__TASK DIRECTIONS__. Copy the data precisely, character for character, and leave out every picture.

········

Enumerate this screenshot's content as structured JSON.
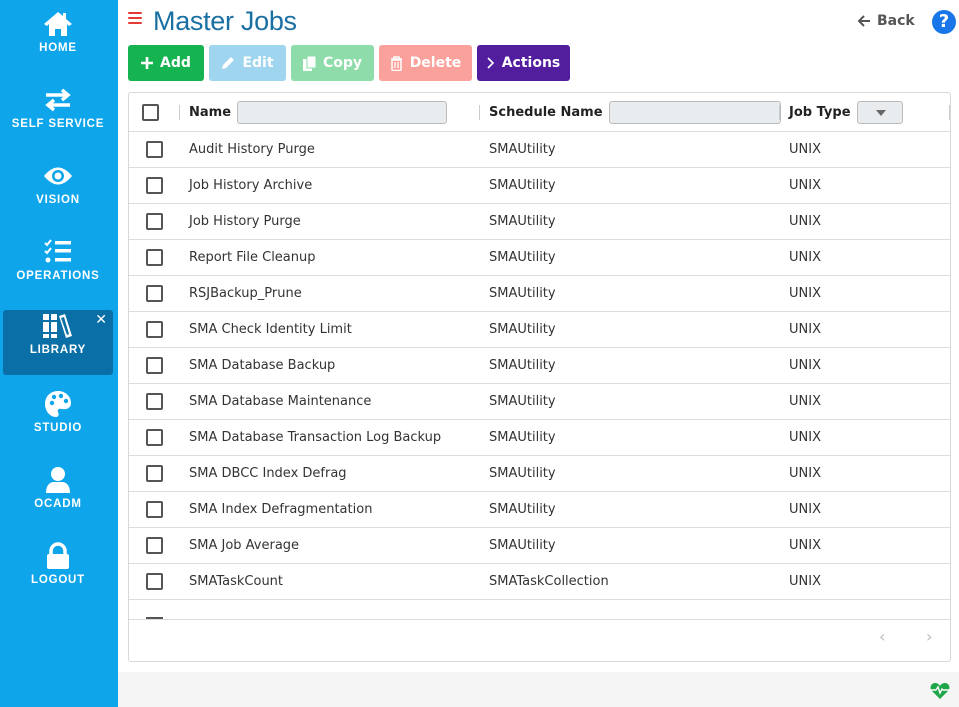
{
  "sidebar": {
    "items": [
      {
        "label": "HOME",
        "icon": "home-icon"
      },
      {
        "label": "SELF SERVICE",
        "icon": "swap-arrows-icon"
      },
      {
        "label": "VISION",
        "icon": "eye-icon"
      },
      {
        "label": "OPERATIONS",
        "icon": "checklist-icon"
      },
      {
        "label": "LIBRARY",
        "icon": "books-icon",
        "active": true,
        "close": "✕"
      },
      {
        "label": "STUDIO",
        "icon": "palette-icon"
      },
      {
        "label": "OCADM",
        "icon": "user-icon"
      },
      {
        "label": "LOGOUT",
        "icon": "lock-icon"
      }
    ]
  },
  "header": {
    "title": "Master Jobs",
    "back_label": "Back",
    "help_label": "?"
  },
  "toolbar": {
    "add_label": "Add",
    "edit_label": "Edit",
    "copy_label": "Copy",
    "delete_label": "Delete",
    "actions_label": "Actions"
  },
  "grid": {
    "columns": [
      "Name",
      "Schedule Name",
      "Job Type"
    ],
    "filters": {
      "name": "",
      "schedule_name": "",
      "job_type": ""
    },
    "rows": [
      {
        "name": "Audit History Purge",
        "schedule": "SMAUtility",
        "type": "UNIX"
      },
      {
        "name": "Job History Archive",
        "schedule": "SMAUtility",
        "type": "UNIX"
      },
      {
        "name": "Job History Purge",
        "schedule": "SMAUtility",
        "type": "UNIX"
      },
      {
        "name": "Report File Cleanup",
        "schedule": "SMAUtility",
        "type": "UNIX"
      },
      {
        "name": "RSJBackup_Prune",
        "schedule": "SMAUtility",
        "type": "UNIX"
      },
      {
        "name": "SMA Check Identity Limit",
        "schedule": "SMAUtility",
        "type": "UNIX"
      },
      {
        "name": "SMA Database Backup",
        "schedule": "SMAUtility",
        "type": "UNIX"
      },
      {
        "name": "SMA Database Maintenance",
        "schedule": "SMAUtility",
        "type": "UNIX"
      },
      {
        "name": "SMA Database Transaction Log Backup",
        "schedule": "SMAUtility",
        "type": "UNIX"
      },
      {
        "name": "SMA DBCC Index Defrag",
        "schedule": "SMAUtility",
        "type": "UNIX"
      },
      {
        "name": "SMA Index Defragmentation",
        "schedule": "SMAUtility",
        "type": "UNIX"
      },
      {
        "name": "SMA Job Average",
        "schedule": "SMAUtility",
        "type": "UNIX"
      },
      {
        "name": "SMATaskCount",
        "schedule": "SMATaskCollection",
        "type": "UNIX"
      }
    ],
    "pager": {
      "prev": "‹",
      "next": "›"
    }
  }
}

········

__THE REPLY__.
Enumerate this screenshot's content as structured JSON.
{
  "sidebar": {
    "items": [
      {
        "label": "HOME",
        "icon": "home-icon"
      },
      {
        "label": "SELF SERVICE",
        "icon": "swap-arrows-icon"
      },
      {
        "label": "VISION",
        "icon": "eye-icon"
      },
      {
        "label": "OPERATIONS",
        "icon": "checklist-icon"
      },
      {
        "label": "LIBRARY",
        "icon": "books-icon",
        "active": true,
        "close": "✕"
      },
      {
        "label": "STUDIO",
        "icon": "palette-icon"
      },
      {
        "label": "OCADM",
        "icon": "user-icon"
      },
      {
        "label": "LOGOUT",
        "icon": "lock-icon"
      }
    ]
  },
  "header": {
    "title": "Master Jobs",
    "back_label": "Back",
    "help_label": "?"
  },
  "toolbar": {
    "add_label": "Add",
    "edit_label": "Edit",
    "copy_label": "Copy",
    "delete_label": "Delete",
    "actions_label": "Actions"
  },
  "grid": {
    "columns": [
      "Name",
      "Schedule Name",
      "Job Type"
    ],
    "filters": {
      "name": "",
      "schedule_name": "",
      "job_type": ""
    },
    "rows": [
      {
        "name": "Audit History Purge",
        "schedule": "SMAUtility",
        "type": "UNIX"
      },
      {
        "name": "Job History Archive",
        "schedule": "SMAUtility",
        "type": "UNIX"
      },
      {
        "name": "Job History Purge",
        "schedule": "SMAUtility",
        "type": "UNIX"
      },
      {
        "name": "Report File Cleanup",
        "schedule": "SMAUtility",
        "type": "UNIX"
      },
      {
        "name": "RSJBackup_Prune",
        "schedule": "SMAUtility",
        "type": "UNIX"
      },
      {
        "name": "SMA Check Identity Limit",
        "schedule": "SMAUtility",
        "type": "UNIX"
      },
      {
        "name": "SMA Database Backup",
        "schedule": "SMAUtility",
        "type": "UNIX"
      },
      {
        "name": "SMA Database Maintenance",
        "schedule": "SMAUtility",
        "type": "UNIX"
      },
      {
        "name": "SMA Database Transaction Log Backup",
        "schedule": "SMAUtility",
        "type": "UNIX"
      },
      {
        "name": "SMA DBCC Index Defrag",
        "schedule": "SMAUtility",
        "type": "UNIX"
      },
      {
        "name": "SMA Index Defragmentation",
        "schedule": "SMAUtility",
        "type": "UNIX"
      },
      {
        "name": "SMA Job Average",
        "schedule": "SMAUtility",
        "type": "UNIX"
      },
      {
        "name": "SMATaskCount",
        "schedule": "SMATaskCollection",
        "type": "UNIX"
      }
    ],
    "pager": {
      "prev": "‹",
      "next": "›"
    }
  }
}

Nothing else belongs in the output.